_Goal:_ Rewrite these records with every "cell-average-rate" swapped for "cell-mean-rate" and nothing else changed, leaving the pictures out of your answer.
══════════════════════════════
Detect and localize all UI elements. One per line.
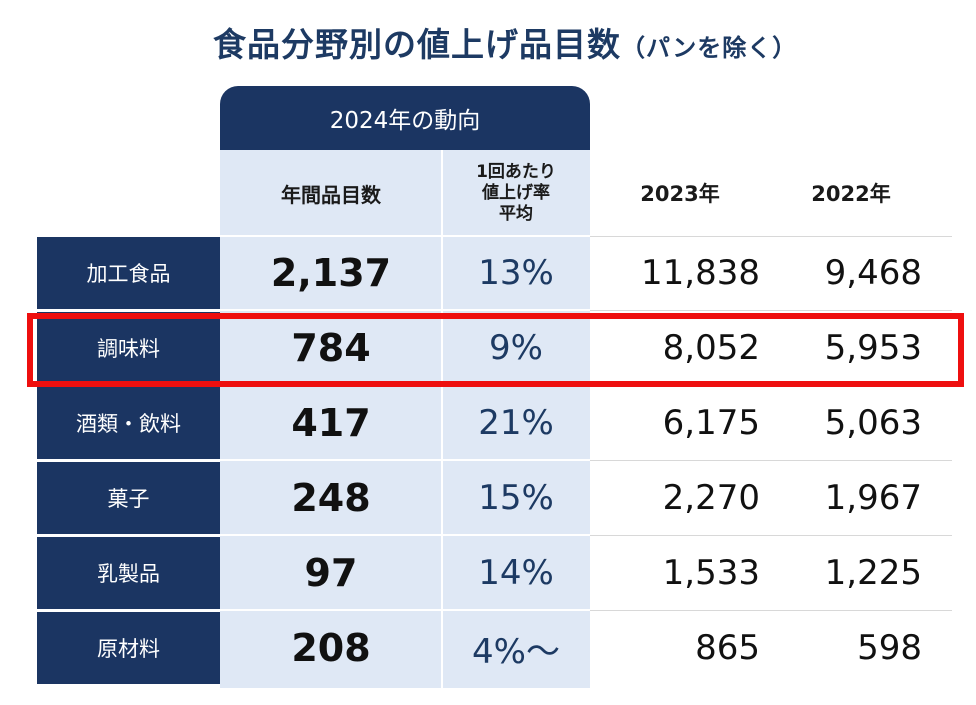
cell-average-rate: 13%: [478, 253, 554, 293]
cell-2023: 8,052: [662, 328, 760, 368]
cell-average-rate: 21%: [478, 403, 554, 443]
cell-annual-items: 417: [291, 401, 371, 445]
column-divider: [441, 150, 443, 688]
cell-average-rate: 15%: [478, 478, 554, 518]
cell-2022: 598: [857, 628, 922, 668]
cell-average-rate: 9%: [489, 328, 543, 368]
row-label: 乳製品: [37, 537, 220, 609]
cell-2022: 5,953: [824, 328, 922, 368]
cell-2023: 1,533: [662, 553, 760, 593]
row-label: 加工食品: [37, 237, 220, 309]
2024-columns-panel: [220, 150, 590, 688]
cell-2023: 865: [695, 628, 760, 668]
header-2023: 2023年: [640, 182, 720, 206]
title-subtitle: （パンを除く）: [621, 34, 798, 62]
header-rate-line3: 平均: [499, 203, 533, 224]
row-separator-right: [590, 610, 952, 611]
header-separator: [37, 235, 590, 237]
header-average-rate: 1回あたり 値上げ率 平均: [442, 150, 590, 236]
row-label: 菓子: [37, 462, 220, 534]
row-separator: [37, 609, 590, 611]
cell-2023: 11,838: [641, 253, 760, 293]
cell-2023: 6,175: [662, 403, 760, 443]
cell-annual-items: 97: [304, 551, 358, 595]
header-rate-line1: 1回あたり: [476, 161, 556, 182]
column-group-header-2024: 2024年の動向: [220, 86, 590, 150]
row-label: 調味料: [37, 312, 220, 384]
cell-annual-items: 2,137: [270, 251, 392, 295]
row-label: 原材料: [37, 612, 220, 684]
row-separator: [37, 459, 590, 461]
cell-2023: 2,270: [662, 478, 760, 518]
header-2022: 2022年: [811, 182, 891, 206]
row-separator: [37, 309, 590, 311]
row-separator: [37, 534, 590, 536]
cell-2022: 1,225: [824, 553, 922, 593]
cell-2022: 5,063: [824, 403, 922, 443]
cell-annual-items: 208: [291, 626, 371, 670]
cell-annual-items: 248: [291, 476, 371, 520]
row-separator-right: [590, 535, 952, 536]
cell-2022: 9,468: [824, 253, 922, 293]
row-label: 酒類・飲料: [37, 387, 220, 459]
title-text: 食品分野別の値上げ品目数: [213, 25, 621, 64]
header-annual-items: 年間品目数: [281, 182, 381, 207]
cell-average-rate: 4%～: [472, 631, 560, 672]
row-separator-right: [590, 460, 952, 461]
page-title: 食品分野別の値上げ品目数（パンを除く）: [213, 18, 797, 66]
cell-2022: 1,967: [824, 478, 922, 518]
header-separator-right: [590, 236, 952, 237]
cell-average-rate: 14%: [478, 553, 554, 593]
row-separator-right: [590, 310, 952, 311]
highlight-box-seasoning-row: [27, 313, 964, 387]
header-rate-line2: 値上げ率: [482, 182, 550, 203]
cell-annual-items: 784: [291, 326, 371, 370]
══════════════════════════════
_Problem solution:_
Detect and localize all UI elements. One per line.
cell-mean-rate: 13%: [478, 253, 554, 293]
cell-2023: 8,052: [662, 328, 760, 368]
cell-mean-rate: 21%: [478, 403, 554, 443]
cell-annual-items: 417: [291, 401, 371, 445]
column-divider: [441, 150, 443, 688]
cell-mean-rate: 15%: [478, 478, 554, 518]
cell-2022: 598: [857, 628, 922, 668]
cell-mean-rate: 9%: [489, 328, 543, 368]
row-label: 乳製品: [37, 537, 220, 609]
cell-2022: 5,953: [824, 328, 922, 368]
cell-2023: 1,533: [662, 553, 760, 593]
row-label: 加工食品: [37, 237, 220, 309]
2024-columns-panel: [220, 150, 590, 688]
cell-2023: 865: [695, 628, 760, 668]
header-2023: 2023年: [640, 182, 720, 206]
title-subtitle: （パンを除く）: [621, 34, 798, 62]
header-rate-line3: 平均: [499, 203, 533, 224]
row-separator-right: [590, 610, 952, 611]
header-separator: [37, 235, 590, 237]
header-average-rate: 1回あたり 値上げ率 平均: [442, 150, 590, 236]
row-label: 菓子: [37, 462, 220, 534]
row-separator: [37, 609, 590, 611]
cell-2023: 11,838: [641, 253, 760, 293]
cell-2023: 6,175: [662, 403, 760, 443]
cell-annual-items: 97: [304, 551, 358, 595]
header-rate-line1: 1回あたり: [476, 161, 556, 182]
column-group-header-2024: 2024年の動向: [220, 86, 590, 150]
row-label: 調味料: [37, 312, 220, 384]
cell-annual-items: 2,137: [270, 251, 392, 295]
row-label: 原材料: [37, 612, 220, 684]
row-separator: [37, 459, 590, 461]
cell-2023: 2,270: [662, 478, 760, 518]
header-2022: 2022年: [811, 182, 891, 206]
row-separator: [37, 309, 590, 311]
row-separator: [37, 534, 590, 536]
cell-2022: 1,225: [824, 553, 922, 593]
cell-2022: 5,063: [824, 403, 922, 443]
cell-annual-items: 208: [291, 626, 371, 670]
cell-annual-items: 248: [291, 476, 371, 520]
row-separator-right: [590, 535, 952, 536]
cell-2022: 9,468: [824, 253, 922, 293]
row-label: 酒類・飲料: [37, 387, 220, 459]
title-text: 食品分野別の値上げ品目数: [213, 25, 621, 64]
header-annual-items: 年間品目数: [281, 182, 381, 207]
cell-mean-rate: 4%～: [472, 631, 560, 672]
row-separator-right: [590, 460, 952, 461]
page-title: 食品分野別の値上げ品目数（パンを除く）: [213, 18, 797, 66]
cell-2022: 1,967: [824, 478, 922, 518]
header-separator-right: [590, 236, 952, 237]
cell-mean-rate: 14%: [478, 553, 554, 593]
row-separator-right: [590, 310, 952, 311]
highlight-box-seasoning-row: [27, 313, 964, 387]
header-rate-line2: 値上げ率: [482, 182, 550, 203]
cell-annual-items: 784: [291, 326, 371, 370]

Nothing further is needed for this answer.